(Data extracted from a collection)
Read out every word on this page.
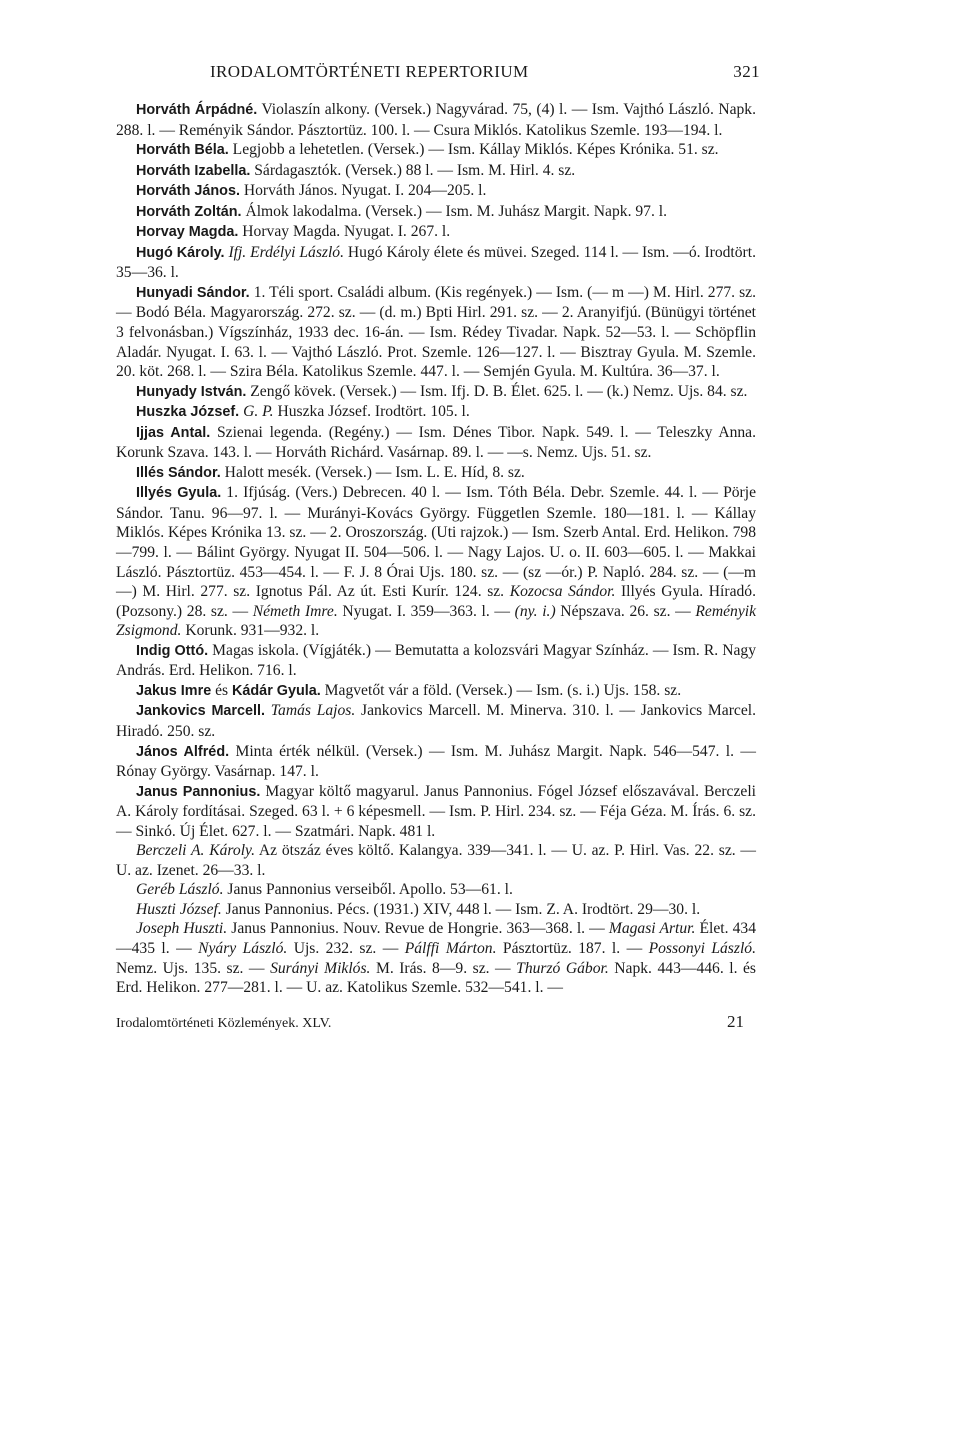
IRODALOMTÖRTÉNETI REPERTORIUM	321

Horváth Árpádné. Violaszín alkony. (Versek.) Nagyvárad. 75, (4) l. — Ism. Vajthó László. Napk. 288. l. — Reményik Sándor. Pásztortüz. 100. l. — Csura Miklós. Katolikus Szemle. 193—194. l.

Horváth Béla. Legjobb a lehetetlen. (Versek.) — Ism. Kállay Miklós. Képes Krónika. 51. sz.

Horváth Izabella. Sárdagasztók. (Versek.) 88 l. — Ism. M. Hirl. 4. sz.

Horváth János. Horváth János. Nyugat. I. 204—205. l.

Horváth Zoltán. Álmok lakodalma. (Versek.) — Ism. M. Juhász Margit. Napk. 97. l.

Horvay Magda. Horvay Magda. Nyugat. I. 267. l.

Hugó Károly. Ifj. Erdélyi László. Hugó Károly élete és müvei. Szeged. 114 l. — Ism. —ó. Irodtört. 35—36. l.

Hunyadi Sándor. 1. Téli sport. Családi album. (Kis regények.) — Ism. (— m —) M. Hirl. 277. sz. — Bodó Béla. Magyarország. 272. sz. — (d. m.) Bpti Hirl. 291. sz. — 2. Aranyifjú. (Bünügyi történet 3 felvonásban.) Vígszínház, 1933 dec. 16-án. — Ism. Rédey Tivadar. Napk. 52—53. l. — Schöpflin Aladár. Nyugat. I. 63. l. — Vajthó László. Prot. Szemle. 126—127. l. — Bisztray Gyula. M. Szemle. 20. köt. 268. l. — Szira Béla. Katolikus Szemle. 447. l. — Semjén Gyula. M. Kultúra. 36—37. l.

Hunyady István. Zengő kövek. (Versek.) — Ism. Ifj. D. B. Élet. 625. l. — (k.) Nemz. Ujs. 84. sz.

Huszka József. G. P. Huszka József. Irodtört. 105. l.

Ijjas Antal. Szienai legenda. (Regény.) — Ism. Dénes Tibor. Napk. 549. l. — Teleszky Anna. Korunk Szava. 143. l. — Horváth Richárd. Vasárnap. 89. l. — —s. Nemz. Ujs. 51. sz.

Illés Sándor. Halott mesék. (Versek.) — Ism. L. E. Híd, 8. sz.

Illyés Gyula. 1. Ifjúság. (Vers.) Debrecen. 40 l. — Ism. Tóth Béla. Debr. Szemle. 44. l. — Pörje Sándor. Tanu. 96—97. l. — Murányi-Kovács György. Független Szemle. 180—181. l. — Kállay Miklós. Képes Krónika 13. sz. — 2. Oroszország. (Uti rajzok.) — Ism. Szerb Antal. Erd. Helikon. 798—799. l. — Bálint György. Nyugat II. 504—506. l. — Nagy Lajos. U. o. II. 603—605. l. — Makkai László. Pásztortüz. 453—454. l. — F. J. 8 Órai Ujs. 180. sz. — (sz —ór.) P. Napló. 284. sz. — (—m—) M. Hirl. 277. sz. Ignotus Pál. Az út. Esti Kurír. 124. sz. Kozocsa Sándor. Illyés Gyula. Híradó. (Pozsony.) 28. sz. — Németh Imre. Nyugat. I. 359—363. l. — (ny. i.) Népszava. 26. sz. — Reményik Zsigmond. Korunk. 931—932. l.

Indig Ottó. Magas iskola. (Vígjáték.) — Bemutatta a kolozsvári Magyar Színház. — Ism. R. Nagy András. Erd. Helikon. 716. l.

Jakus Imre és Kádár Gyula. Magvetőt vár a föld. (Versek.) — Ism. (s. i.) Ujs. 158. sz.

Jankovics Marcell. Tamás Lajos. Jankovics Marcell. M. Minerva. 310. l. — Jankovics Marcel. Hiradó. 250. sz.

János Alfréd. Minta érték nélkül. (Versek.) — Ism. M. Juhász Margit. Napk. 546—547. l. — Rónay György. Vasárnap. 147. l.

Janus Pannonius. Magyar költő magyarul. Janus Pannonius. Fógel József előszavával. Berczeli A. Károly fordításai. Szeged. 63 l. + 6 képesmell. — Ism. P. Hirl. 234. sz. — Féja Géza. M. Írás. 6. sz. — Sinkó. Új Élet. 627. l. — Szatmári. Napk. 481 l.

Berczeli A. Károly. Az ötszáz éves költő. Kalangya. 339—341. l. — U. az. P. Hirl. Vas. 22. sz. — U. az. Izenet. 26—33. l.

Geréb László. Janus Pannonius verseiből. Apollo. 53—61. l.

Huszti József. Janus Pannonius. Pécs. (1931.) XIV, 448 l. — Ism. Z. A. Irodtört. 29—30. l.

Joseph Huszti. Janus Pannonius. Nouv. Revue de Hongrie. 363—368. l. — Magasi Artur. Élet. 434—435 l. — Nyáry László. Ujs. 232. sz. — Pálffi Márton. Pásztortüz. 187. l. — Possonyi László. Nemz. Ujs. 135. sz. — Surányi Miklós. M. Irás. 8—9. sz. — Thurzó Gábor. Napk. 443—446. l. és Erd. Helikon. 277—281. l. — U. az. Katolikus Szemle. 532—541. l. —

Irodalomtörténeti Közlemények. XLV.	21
--
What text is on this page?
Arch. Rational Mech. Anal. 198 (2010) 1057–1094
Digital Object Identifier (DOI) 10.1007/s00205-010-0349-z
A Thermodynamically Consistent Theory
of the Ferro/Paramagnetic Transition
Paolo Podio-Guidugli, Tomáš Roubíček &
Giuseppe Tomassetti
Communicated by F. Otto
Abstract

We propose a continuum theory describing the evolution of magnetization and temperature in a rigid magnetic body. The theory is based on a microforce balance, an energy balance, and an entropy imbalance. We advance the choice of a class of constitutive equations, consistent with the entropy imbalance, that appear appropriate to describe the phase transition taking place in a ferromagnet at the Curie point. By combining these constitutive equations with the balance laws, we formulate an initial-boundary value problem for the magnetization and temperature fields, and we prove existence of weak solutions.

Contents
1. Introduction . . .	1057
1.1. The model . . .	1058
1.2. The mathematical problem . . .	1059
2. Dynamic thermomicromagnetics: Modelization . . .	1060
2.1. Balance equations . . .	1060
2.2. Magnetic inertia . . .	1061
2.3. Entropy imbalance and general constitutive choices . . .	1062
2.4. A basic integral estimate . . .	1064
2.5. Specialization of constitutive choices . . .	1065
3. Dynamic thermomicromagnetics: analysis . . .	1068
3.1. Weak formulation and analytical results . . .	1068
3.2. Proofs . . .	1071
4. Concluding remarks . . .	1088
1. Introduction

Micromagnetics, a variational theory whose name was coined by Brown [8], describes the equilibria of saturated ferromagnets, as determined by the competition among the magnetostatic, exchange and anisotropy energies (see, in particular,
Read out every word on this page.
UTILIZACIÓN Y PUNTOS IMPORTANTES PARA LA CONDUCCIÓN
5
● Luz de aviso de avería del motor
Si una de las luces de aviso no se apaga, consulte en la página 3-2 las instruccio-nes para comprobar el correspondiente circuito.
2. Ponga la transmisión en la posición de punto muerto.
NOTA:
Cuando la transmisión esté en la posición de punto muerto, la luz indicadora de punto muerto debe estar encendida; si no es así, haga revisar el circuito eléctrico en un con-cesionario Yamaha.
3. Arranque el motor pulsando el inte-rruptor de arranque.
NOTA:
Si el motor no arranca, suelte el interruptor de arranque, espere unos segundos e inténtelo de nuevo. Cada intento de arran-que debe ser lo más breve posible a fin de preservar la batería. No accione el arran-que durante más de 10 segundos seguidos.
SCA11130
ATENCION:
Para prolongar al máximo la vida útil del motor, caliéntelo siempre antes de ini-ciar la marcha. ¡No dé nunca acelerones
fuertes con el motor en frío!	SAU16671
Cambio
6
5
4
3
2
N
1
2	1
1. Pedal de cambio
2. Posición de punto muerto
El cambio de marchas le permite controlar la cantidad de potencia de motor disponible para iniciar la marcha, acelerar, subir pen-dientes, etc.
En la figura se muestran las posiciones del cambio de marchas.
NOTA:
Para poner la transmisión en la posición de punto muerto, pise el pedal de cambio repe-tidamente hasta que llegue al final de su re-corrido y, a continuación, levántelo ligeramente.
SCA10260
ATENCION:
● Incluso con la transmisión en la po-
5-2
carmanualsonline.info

WHAT THIS TASK INVOLVES
Pull out all lines containing "Szeged".

TASK SOLUTION
Hugó Károly. Ifj. Erdélyi László. Hugó Károly élete és müvei. Szeged. 114 l. — Ism. —ó. Irodtört. 35—36. l.
Janus Pannonius. Magyar költő magyarul. Janus Pannonius. Fógel József előszavával. Berczeli A. Károly fordításai. Szeged. 63 l. + 6 képesmell. — Ism. P. Hirl. 234. sz. — Féja Géza. M. Írás. 6. sz. — Sinkó. Új Élet. 627. l. — Szatmári. Napk. 481 l.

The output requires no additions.